(Layout dataset entries)
□ □ □ □

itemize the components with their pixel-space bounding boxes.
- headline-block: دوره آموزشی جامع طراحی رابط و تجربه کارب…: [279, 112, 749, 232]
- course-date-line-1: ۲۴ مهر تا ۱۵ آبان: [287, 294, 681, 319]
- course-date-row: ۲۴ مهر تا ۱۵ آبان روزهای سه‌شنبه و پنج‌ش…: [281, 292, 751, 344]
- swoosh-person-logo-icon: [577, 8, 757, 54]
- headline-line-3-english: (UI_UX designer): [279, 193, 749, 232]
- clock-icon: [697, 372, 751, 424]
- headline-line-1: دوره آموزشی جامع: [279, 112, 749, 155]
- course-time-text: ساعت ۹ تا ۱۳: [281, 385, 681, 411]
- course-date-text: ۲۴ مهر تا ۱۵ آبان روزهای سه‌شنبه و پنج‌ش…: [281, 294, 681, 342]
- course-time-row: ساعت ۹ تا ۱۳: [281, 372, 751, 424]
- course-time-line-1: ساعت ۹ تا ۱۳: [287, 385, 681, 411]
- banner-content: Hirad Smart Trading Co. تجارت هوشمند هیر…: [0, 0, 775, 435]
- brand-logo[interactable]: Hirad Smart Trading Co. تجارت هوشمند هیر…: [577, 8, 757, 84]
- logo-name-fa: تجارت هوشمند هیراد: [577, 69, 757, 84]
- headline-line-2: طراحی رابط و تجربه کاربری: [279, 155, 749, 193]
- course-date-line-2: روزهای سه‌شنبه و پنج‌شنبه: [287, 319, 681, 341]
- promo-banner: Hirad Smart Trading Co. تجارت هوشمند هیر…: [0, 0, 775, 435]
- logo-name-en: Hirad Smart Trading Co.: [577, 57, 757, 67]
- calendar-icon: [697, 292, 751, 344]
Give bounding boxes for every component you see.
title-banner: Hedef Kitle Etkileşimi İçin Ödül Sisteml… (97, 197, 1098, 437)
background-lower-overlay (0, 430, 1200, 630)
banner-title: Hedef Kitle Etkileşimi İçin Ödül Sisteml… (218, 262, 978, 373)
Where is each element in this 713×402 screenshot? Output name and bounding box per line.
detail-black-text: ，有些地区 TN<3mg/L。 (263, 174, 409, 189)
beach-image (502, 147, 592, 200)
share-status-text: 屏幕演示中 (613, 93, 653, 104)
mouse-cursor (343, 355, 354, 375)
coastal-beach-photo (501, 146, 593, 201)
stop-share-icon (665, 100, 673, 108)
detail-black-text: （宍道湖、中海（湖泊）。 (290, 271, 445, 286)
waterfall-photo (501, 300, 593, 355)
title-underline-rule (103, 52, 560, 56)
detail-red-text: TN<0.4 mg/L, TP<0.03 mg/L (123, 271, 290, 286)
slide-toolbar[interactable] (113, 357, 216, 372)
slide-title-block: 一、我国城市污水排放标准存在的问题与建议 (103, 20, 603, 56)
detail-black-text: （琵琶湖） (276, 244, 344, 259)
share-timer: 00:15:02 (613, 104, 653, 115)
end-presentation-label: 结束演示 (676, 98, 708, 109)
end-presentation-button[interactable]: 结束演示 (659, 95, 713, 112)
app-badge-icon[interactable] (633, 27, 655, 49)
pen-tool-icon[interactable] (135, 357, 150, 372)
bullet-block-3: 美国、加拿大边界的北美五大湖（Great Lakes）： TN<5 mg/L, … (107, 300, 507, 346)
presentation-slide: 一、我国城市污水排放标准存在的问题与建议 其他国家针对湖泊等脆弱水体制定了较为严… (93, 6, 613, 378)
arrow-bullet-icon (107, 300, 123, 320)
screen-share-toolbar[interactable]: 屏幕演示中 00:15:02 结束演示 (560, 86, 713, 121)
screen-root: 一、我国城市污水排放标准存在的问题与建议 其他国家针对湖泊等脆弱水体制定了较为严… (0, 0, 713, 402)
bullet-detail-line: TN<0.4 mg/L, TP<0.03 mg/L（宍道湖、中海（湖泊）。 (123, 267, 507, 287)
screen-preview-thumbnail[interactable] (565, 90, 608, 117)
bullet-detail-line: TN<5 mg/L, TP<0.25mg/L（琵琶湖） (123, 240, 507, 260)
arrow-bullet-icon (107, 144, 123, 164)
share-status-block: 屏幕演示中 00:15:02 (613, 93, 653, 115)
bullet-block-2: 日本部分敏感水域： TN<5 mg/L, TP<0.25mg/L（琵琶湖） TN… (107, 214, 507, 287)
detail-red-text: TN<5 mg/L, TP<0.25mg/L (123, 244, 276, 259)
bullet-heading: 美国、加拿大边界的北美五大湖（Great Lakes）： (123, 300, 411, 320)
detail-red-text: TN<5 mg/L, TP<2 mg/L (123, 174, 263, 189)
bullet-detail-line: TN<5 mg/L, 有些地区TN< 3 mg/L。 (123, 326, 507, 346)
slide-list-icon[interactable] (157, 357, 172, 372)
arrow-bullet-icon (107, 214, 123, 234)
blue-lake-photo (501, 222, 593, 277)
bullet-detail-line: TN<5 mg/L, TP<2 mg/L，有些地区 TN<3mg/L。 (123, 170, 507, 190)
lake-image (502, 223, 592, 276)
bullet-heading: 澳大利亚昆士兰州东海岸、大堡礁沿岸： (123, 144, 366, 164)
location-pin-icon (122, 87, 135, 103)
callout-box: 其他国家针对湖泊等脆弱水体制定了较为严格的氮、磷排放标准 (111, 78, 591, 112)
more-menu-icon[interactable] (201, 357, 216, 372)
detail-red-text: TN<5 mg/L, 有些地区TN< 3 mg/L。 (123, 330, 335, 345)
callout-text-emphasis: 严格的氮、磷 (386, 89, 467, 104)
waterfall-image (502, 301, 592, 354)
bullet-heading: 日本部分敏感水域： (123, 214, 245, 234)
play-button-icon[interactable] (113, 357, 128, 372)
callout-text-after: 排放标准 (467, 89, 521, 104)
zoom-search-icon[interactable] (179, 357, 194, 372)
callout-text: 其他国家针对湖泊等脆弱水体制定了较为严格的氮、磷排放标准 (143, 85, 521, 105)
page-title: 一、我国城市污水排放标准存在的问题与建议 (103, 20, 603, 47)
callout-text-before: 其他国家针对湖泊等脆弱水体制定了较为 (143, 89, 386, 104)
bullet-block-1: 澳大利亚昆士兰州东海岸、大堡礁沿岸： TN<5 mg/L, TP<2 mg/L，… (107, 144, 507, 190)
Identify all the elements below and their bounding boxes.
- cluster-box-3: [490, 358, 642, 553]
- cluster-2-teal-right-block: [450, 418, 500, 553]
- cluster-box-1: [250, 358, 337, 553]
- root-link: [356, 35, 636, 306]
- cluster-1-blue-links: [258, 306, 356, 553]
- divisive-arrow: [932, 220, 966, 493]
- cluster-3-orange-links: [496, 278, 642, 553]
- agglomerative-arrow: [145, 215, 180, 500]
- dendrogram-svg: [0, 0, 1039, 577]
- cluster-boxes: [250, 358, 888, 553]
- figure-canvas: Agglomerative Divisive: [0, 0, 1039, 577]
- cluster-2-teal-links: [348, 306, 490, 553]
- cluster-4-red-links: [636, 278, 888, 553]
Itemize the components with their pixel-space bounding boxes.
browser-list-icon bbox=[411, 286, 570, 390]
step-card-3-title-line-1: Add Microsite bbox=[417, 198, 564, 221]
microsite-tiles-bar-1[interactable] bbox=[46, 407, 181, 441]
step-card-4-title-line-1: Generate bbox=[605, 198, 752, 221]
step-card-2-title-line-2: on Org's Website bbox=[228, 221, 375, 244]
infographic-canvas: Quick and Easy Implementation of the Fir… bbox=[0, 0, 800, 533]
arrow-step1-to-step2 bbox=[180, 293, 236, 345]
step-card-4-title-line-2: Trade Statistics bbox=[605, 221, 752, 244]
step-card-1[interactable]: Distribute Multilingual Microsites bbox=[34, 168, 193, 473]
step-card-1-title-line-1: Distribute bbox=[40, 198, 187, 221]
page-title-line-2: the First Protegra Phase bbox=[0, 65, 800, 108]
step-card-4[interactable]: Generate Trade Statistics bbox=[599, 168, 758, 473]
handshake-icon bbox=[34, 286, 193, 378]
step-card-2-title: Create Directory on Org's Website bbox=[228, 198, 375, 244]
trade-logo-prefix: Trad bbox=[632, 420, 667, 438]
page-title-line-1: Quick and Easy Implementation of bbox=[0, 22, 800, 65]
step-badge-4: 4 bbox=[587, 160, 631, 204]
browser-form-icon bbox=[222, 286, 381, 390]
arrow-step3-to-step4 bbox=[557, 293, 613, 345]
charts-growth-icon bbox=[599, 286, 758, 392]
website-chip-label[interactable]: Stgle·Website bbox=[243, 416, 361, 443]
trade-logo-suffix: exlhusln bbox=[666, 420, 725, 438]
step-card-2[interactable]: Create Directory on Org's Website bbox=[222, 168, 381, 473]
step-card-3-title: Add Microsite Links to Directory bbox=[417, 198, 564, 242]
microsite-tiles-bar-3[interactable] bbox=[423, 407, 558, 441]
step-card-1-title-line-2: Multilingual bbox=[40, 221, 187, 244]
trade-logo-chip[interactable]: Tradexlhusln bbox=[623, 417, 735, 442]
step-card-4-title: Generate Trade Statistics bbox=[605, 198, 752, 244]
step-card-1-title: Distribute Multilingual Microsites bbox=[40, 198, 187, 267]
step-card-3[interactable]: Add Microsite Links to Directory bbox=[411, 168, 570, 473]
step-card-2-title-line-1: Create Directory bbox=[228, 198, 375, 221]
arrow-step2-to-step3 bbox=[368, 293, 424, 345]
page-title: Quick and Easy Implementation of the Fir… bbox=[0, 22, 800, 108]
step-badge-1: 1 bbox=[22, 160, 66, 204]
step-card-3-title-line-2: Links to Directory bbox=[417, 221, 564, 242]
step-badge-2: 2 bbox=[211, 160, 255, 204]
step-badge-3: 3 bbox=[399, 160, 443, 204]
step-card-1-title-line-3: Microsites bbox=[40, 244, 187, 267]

□ □ □ □

• **Work instructions**: Show every line of the listing above that contains the word "with".

• **Answer to the problem**:
itemize the components with their pixel-space bounding boxes.
Itemize the components with their pixel-space bounding boxes.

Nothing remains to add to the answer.